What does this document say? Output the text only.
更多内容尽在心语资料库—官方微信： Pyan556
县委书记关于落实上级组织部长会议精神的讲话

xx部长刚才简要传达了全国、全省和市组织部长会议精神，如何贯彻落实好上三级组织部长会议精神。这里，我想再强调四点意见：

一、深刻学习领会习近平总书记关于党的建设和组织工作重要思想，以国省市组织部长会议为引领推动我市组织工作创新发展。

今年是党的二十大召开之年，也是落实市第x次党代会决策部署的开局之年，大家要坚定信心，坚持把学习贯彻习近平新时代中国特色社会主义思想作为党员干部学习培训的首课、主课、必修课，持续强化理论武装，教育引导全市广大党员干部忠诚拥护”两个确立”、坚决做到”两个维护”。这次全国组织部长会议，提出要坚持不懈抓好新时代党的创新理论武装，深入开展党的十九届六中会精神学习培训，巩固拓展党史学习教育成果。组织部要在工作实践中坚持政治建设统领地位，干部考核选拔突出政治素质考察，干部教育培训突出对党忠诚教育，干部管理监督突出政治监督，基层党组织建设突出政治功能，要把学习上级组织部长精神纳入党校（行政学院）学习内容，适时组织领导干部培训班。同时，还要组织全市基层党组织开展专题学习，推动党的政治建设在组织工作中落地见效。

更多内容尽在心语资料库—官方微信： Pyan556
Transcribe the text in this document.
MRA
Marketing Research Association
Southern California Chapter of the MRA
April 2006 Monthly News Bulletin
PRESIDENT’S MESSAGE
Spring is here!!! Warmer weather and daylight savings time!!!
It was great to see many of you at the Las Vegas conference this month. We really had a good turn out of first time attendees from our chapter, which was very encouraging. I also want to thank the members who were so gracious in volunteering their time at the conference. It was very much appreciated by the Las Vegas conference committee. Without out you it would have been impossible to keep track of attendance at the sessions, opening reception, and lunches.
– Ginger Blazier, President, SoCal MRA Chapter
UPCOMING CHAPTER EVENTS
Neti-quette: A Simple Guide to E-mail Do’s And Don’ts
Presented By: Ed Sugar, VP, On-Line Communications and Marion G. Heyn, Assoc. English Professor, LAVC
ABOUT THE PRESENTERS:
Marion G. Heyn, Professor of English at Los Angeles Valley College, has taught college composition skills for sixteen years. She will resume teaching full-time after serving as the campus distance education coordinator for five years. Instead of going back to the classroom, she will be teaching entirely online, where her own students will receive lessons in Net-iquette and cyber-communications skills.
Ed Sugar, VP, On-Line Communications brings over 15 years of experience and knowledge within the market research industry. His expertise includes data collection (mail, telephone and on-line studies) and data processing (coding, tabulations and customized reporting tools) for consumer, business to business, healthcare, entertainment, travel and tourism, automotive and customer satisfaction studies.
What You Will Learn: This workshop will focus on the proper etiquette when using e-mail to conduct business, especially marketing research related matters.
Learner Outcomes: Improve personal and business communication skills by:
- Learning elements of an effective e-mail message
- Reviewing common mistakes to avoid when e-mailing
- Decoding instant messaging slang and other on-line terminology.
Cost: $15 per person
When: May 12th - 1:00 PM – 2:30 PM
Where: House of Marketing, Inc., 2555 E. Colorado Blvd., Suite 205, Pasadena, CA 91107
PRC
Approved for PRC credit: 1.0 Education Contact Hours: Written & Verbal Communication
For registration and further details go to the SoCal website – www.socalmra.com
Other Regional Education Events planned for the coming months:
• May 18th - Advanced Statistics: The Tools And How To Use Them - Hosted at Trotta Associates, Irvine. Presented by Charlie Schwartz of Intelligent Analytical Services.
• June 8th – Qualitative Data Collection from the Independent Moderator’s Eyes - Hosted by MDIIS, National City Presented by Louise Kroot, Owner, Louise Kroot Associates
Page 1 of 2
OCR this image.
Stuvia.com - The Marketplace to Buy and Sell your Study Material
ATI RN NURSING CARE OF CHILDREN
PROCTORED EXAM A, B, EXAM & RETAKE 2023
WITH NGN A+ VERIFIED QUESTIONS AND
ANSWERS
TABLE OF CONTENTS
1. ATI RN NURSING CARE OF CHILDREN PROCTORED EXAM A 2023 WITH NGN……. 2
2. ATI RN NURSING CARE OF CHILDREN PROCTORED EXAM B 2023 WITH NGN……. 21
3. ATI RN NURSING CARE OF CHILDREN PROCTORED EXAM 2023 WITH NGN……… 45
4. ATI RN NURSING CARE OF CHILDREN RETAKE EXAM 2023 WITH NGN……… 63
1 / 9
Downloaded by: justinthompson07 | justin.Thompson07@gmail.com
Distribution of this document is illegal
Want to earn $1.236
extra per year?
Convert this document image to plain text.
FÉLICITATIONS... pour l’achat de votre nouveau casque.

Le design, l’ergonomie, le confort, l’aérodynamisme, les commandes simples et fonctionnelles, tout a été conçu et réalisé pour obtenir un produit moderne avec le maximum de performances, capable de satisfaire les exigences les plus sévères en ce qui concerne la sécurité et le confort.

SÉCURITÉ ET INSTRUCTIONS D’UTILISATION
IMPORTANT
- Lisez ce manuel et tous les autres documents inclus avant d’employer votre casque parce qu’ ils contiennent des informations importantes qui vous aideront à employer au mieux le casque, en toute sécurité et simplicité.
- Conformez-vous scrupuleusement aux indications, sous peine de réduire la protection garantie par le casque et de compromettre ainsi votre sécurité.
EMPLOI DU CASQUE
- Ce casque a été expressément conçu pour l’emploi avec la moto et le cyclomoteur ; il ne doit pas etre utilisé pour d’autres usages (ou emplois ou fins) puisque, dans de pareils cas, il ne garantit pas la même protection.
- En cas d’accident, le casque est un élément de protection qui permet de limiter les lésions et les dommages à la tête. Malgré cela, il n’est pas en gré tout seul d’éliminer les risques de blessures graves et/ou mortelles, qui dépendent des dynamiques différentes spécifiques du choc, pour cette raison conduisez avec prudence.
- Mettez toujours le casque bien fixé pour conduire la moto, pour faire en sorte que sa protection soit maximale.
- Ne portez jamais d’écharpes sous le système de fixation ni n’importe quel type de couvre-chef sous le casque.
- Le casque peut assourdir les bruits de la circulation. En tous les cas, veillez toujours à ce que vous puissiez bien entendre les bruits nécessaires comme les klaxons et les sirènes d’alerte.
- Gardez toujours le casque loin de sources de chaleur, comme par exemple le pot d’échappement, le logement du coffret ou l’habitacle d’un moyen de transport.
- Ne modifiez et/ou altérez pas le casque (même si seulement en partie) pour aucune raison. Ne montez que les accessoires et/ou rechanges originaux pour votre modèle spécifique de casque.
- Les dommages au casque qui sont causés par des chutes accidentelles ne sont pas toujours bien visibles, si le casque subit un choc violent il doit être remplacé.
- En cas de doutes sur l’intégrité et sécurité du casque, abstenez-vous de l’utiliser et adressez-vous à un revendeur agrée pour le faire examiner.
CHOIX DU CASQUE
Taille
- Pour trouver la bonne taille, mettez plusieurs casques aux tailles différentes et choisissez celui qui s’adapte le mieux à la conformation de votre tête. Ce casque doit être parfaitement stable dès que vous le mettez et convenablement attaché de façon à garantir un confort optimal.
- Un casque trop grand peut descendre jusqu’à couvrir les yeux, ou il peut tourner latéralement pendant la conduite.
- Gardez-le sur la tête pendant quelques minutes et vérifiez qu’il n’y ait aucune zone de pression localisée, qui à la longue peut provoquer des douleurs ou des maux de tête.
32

### PROMPT
Repeat the data precisely, line by line.

### COMPLETE RESPONSE
What does this document say? Output the text only.
更多内容尽在心语资料库—官方微信： Pyan556
县委书记关于落实上级组织部长会议精神的讲话

xx部长刚才简要传达了全国、全省和市组织部长会议精神，如何贯彻落实好上三级组织部长会议精神。这里，我想再强调四点意见：

一、深刻学习领会习近平总书记关于党的建设和组织工作重要思想，以国省市组织部长会议为引领推动我市组织工作创新发展。

今年是党的二十大召开之年，也是落实市第x次党代会决策部署的开局之年，大家要坚定信心，坚持把学习贯彻习近平新时代中国特色社会主义思想作为党员干部学习培训的首课、主课、必修课，持续强化理论武装，教育引导全市广大党员干部忠诚拥护”两个确立”、坚决做到”两个维护”。这次全国组织部长会议，提出要坚持不懈抓好新时代党的创新理论武装，深入开展党的十九届六中会精神学习培训，巩固拓展党史学习教育成果。组织部要在工作实践中坚持政治建设统领地位，干部考核选拔突出政治素质考察，干部教育培训突出对党忠诚教育，干部管理监督突出政治监督，基层党组织建设突出政治功能，要把学习上级组织部长精神纳入党校（行政学院）学习内容，适时组织领导干部培训班。同时，还要组织全市基层党组织开展专题学习，推动党的政治建设在组织工作中落地见效。

更多内容尽在心语资料库—官方微信： Pyan556
Transcribe the text in this document.
MRA
Marketing Research Association
Southern California Chapter of the MRA
April 2006 Monthly News Bulletin
PRESIDENT’S MESSAGE
Spring is here!!! Warmer weather and daylight savings time!!!
It was great to see many of you at the Las Vegas conference this month. We really had a good turn out of first time attendees from our chapter, which was very encouraging. I also want to thank the members who were so gracious in volunteering their time at the conference. It was very much appreciated by the Las Vegas conference committee. Without out you it would have been impossible to keep track of attendance at the sessions, opening reception, and lunches.
– Ginger Blazier, President, SoCal MRA Chapter
UPCOMING CHAPTER EVENTS
Neti-quette: A Simple Guide to E-mail Do’s And Don’ts
Presented By: Ed Sugar, VP, On-Line Communications and Marion G. Heyn, Assoc. English Professor, LAVC
ABOUT THE PRESENTERS:
Marion G. Heyn, Professor of English at Los Angeles Valley College, has taught college composition skills for sixteen years. She will resume teaching full-time after serving as the campus distance education coordinator for five years. Instead of going back to the classroom, she will be teaching entirely online, where her own students will receive lessons in Net-iquette and cyber-communications skills.
Ed Sugar, VP, On-Line Communications brings over 15 years of experience and knowledge within the market research industry. His expertise includes data collection (mail, telephone and on-line studies) and data processing (coding, tabulations and customized reporting tools) for consumer, business to business, healthcare, entertainment, travel and tourism, automotive and customer satisfaction studies.
What You Will Learn: This workshop will focus on the proper etiquette when using e-mail to conduct business, especially marketing research related matters.
Learner Outcomes: Improve personal and business communication skills by:
- Learning elements of an effective e-mail message
- Reviewing common mistakes to avoid when e-mailing
- Decoding instant messaging slang and other on-line terminology.
Cost: $15 per person
When: May 12th - 1:00 PM – 2:30 PM
Where: House of Marketing, Inc., 2555 E. Colorado Blvd., Suite 205, Pasadena, CA 91107
PRC
Approved for PRC credit: 1.0 Education Contact Hours: Written & Verbal Communication
For registration and further details go to the SoCal website – www.socalmra.com
Other Regional Education Events planned for the coming months:
• May 18th - Advanced Statistics: The Tools And How To Use Them - Hosted at Trotta Associates, Irvine. Presented by Charlie Schwartz of Intelligent Analytical Services.
• June 8th – Qualitative Data Collection from the Independent Moderator’s Eyes - Hosted by MDIIS, National City Presented by Louise Kroot, Owner, Louise Kroot Associates
Page 1 of 2
OCR this image.
Stuvia.com - The Marketplace to Buy and Sell your Study Material
ATI RN NURSING CARE OF CHILDREN
PROCTORED EXAM A, B, EXAM & RETAKE 2023
WITH NGN A+ VERIFIED QUESTIONS AND
ANSWERS
TABLE OF CONTENTS
1. ATI RN NURSING CARE OF CHILDREN PROCTORED EXAM A 2023 WITH NGN……. 2
2. ATI RN NURSING CARE OF CHILDREN PROCTORED EXAM B 2023 WITH NGN……. 21
3. ATI RN NURSING CARE OF CHILDREN PROCTORED EXAM 2023 WITH NGN……… 45
4. ATI RN NURSING CARE OF CHILDREN RETAKE EXAM 2023 WITH NGN……… 63
1 / 9
Downloaded by: justinthompson07 | justin.Thompson07@gmail.com
Distribution of this document is illegal
Want to earn $1.236
extra per year?
Convert this document image to plain text.
FÉLICITATIONS... pour l’achat de votre nouveau casque.

Le design, l’ergonomie, le confort, l’aérodynamisme, les commandes simples et fonctionnelles, tout a été conçu et réalisé pour obtenir un produit moderne avec le maximum de performances, capable de satisfaire les exigences les plus sévères en ce qui concerne la sécurité et le confort.

SÉCURITÉ ET INSTRUCTIONS D’UTILISATION
IMPORTANT
- Lisez ce manuel et tous les autres documents inclus avant d’employer votre casque parce qu’ ils contiennent des informations importantes qui vous aideront à employer au mieux le casque, en toute sécurité et simplicité.
- Conformez-vous scrupuleusement aux indications, sous peine de réduire la protection garantie par le casque et de compromettre ainsi votre sécurité.
EMPLOI DU CASQUE
- Ce casque a été expressément conçu pour l’emploi avec la moto et le cyclomoteur ; il ne doit pas etre utilisé pour d’autres usages (ou emplois ou fins) puisque, dans de pareils cas, il ne garantit pas la même protection.
- En cas d’accident, le casque est un élément de protection qui permet de limiter les lésions et les dommages à la tête. Malgré cela, il n’est pas en gré tout seul d’éliminer les risques de blessures graves et/ou mortelles, qui dépendent des dynamiques différentes spécifiques du choc, pour cette raison conduisez avec prudence.
- Mettez toujours le casque bien fixé pour conduire la moto, pour faire en sorte que sa protection soit maximale.
- Ne portez jamais d’écharpes sous le système de fixation ni n’importe quel type de couvre-chef sous le casque.
- Le casque peut assourdir les bruits de la circulation. En tous les cas, veillez toujours à ce que vous puissiez bien entendre les bruits nécessaires comme les klaxons et les sirènes d’alerte.
- Gardez toujours le casque loin de sources de chaleur, comme par exemple le pot d’échappement, le logement du coffret ou l’habitacle d’un moyen de transport.
- Ne modifiez et/ou altérez pas le casque (même si seulement en partie) pour aucune raison. Ne montez que les accessoires et/ou rechanges originaux pour votre modèle spécifique de casque.
- Les dommages au casque qui sont causés par des chutes accidentelles ne sont pas toujours bien visibles, si le casque subit un choc violent il doit être remplacé.
- En cas de doutes sur l’intégrité et sécurité du casque, abstenez-vous de l’utiliser et adressez-vous à un revendeur agrée pour le faire examiner.
CHOIX DU CASQUE
Taille
- Pour trouver la bonne taille, mettez plusieurs casques aux tailles différentes et choisissez celui qui s’adapte le mieux à la conformation de votre tête. Ce casque doit être parfaitement stable dès que vous le mettez et convenablement attaché de façon à garantir un confort optimal.
- Un casque trop grand peut descendre jusqu’à couvrir les yeux, ou il peut tourner latéralement pendant la conduite.
- Gardez-le sur la tête pendant quelques minutes et vérifiez qu’il n’y ait aucune zone de pression localisée, qui à la longue peut provoquer des douleurs ou des maux de tête.
32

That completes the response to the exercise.